*** Rows

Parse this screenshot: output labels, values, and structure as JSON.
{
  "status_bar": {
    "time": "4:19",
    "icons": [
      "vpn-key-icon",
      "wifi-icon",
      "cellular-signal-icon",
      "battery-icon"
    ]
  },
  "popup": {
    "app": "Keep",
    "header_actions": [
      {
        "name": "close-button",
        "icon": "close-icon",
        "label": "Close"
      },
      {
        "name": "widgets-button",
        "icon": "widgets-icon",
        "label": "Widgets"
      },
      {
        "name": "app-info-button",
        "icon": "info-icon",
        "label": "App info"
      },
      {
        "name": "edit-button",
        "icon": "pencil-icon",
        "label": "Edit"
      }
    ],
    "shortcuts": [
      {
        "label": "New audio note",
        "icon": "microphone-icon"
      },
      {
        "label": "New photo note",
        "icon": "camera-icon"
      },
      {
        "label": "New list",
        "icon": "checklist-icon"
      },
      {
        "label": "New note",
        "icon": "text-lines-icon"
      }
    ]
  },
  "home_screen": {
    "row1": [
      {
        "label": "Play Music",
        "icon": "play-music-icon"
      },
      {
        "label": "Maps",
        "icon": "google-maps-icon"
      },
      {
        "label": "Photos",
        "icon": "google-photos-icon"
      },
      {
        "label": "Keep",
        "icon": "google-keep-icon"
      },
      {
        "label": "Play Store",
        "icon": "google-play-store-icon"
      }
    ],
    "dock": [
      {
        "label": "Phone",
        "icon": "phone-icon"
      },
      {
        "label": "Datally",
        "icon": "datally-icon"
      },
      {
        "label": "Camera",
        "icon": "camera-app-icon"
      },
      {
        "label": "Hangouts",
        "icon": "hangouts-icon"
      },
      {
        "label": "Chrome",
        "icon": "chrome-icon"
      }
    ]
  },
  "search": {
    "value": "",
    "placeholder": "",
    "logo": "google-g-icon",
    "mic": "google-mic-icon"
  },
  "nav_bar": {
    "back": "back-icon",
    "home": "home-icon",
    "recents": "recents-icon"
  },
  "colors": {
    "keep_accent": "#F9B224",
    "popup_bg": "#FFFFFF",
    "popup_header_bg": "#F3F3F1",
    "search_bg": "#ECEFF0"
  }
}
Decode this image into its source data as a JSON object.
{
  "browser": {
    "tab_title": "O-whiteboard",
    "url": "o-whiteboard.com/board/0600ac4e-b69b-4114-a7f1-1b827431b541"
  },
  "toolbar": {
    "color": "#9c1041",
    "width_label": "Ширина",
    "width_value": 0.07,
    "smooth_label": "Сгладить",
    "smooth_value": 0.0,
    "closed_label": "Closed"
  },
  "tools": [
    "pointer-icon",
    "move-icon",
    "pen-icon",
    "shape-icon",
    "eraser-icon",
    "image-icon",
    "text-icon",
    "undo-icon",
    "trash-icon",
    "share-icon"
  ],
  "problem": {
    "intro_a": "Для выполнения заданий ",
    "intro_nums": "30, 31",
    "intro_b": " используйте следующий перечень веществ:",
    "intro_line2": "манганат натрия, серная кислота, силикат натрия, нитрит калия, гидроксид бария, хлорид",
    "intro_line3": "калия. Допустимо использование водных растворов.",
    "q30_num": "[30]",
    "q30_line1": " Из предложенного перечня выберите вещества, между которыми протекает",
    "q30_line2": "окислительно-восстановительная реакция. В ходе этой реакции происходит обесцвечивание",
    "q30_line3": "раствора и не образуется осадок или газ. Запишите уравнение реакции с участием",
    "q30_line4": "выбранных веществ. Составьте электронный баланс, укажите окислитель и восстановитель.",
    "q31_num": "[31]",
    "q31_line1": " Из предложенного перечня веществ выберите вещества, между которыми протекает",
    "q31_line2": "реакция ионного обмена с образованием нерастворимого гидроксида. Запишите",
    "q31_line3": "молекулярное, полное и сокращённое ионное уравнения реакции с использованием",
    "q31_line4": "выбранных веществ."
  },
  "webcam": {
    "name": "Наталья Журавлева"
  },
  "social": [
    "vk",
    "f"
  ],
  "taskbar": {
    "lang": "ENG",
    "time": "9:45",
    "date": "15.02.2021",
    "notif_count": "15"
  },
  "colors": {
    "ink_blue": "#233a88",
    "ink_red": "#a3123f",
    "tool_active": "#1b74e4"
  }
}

******

**What to produce:**
Retype the listing above in full, with no alterations.

**Written response:**
Parse this screenshot: output labels, values, and structure as JSON.
{
  "status_bar": {
    "time": "4:19",
    "icons": [
      "vpn-key-icon",
      "wifi-icon",
      "cellular-signal-icon",
      "battery-icon"
    ]
  },
  "popup": {
    "app": "Keep",
    "header_actions": [
      {
        "name": "close-button",
        "icon": "close-icon",
        "label": "Close"
      },
      {
        "name": "widgets-button",
        "icon": "widgets-icon",
        "label": "Widgets"
      },
      {
        "name": "app-info-button",
        "icon": "info-icon",
        "label": "App info"
      },
      {
        "name": "edit-button",
        "icon": "pencil-icon",
        "label": "Edit"
      }
    ],
    "shortcuts": [
      {
        "label": "New audio note",
        "icon": "microphone-icon"
      },
      {
        "label": "New photo note",
        "icon": "camera-icon"
      },
      {
        "label": "New list",
        "icon": "checklist-icon"
      },
      {
        "label": "New note",
        "icon": "text-lines-icon"
      }
    ]
  },
  "home_screen": {
    "row1": [
      {
        "label": "Play Music",
        "icon": "play-music-icon"
      },
      {
        "label": "Maps",
        "icon": "google-maps-icon"
      },
      {
        "label": "Photos",
        "icon": "google-photos-icon"
      },
      {
        "label": "Keep",
        "icon": "google-keep-icon"
      },
      {
        "label": "Play Store",
        "icon": "google-play-store-icon"
      }
    ],
    "dock": [
      {
        "label": "Phone",
        "icon": "phone-icon"
      },
      {
        "label": "Datally",
        "icon": "datally-icon"
      },
      {
        "label": "Camera",
        "icon": "camera-app-icon"
      },
      {
        "label": "Hangouts",
        "icon": "hangouts-icon"
      },
      {
        "label": "Chrome",
        "icon": "chrome-icon"
      }
    ]
  },
  "search": {
    "value": "",
    "placeholder": "",
    "logo": "google-g-icon",
    "mic": "google-mic-icon"
  },
  "nav_bar": {
    "back": "back-icon",
    "home": "home-icon",
    "recents": "recents-icon"
  },
  "colors": {
    "keep_accent": "#F9B224",
    "popup_bg": "#FFFFFF",
    "popup_header_bg": "#F3F3F1",
    "search_bg": "#ECEFF0"
  }
}
Decode this image into its source data as a JSON object.
{
  "browser": {
    "tab_title": "O-whiteboard",
    "url": "o-whiteboard.com/board/0600ac4e-b69b-4114-a7f1-1b827431b541"
  },
  "toolbar": {
    "color": "#9c1041",
    "width_label": "Ширина",
    "width_value": 0.07,
    "smooth_label": "Сгладить",
    "smooth_value": 0.0,
    "closed_label": "Closed"
  },
  "tools": [
    "pointer-icon",
    "move-icon",
    "pen-icon",
    "shape-icon",
    "eraser-icon",
    "image-icon",
    "text-icon",
    "undo-icon",
    "trash-icon",
    "share-icon"
  ],
  "problem": {
    "intro_a": "Для выполнения заданий ",
    "intro_nums": "30, 31",
    "intro_b": " используйте следующий перечень веществ:",
    "intro_line2": "манганат натрия, серная кислота, силикат натрия, нитрит калия, гидроксид бария, хлорид",
    "intro_line3": "калия. Допустимо использование водных растворов.",
    "q30_num": "[30]",
    "q30_line1": " Из предложенного перечня выберите вещества, между которыми протекает",
    "q30_line2": "окислительно-восстановительная реакция. В ходе этой реакции происходит обесцвечивание",
    "q30_line3": "раствора и не образуется осадок или газ. Запишите уравнение реакции с участием",
    "q30_line4": "выбранных веществ. Составьте электронный баланс, укажите окислитель и восстановитель.",
    "q31_num": "[31]",
    "q31_line1": " Из предложенного перечня веществ выберите вещества, между которыми протекает",
    "q31_line2": "реакция ионного обмена с образованием нерастворимого гидроксида. Запишите",
    "q31_line3": "молекулярное, полное и сокращённое ионное уравнения реакции с использованием",
    "q31_line4": "выбранных веществ."
  },
  "webcam": {
    "name": "Наталья Журавлева"
  },
  "social": [
    "vk",
    "f"
  ],
  "taskbar": {
    "lang": "ENG",
    "time": "9:45",
    "date": "15.02.2021",
    "notif_count": "15"
  },
  "colors": {
    "ink_blue": "#233a88",
    "ink_red": "#a3123f",
    "tool_active": "#1b74e4"
  }
}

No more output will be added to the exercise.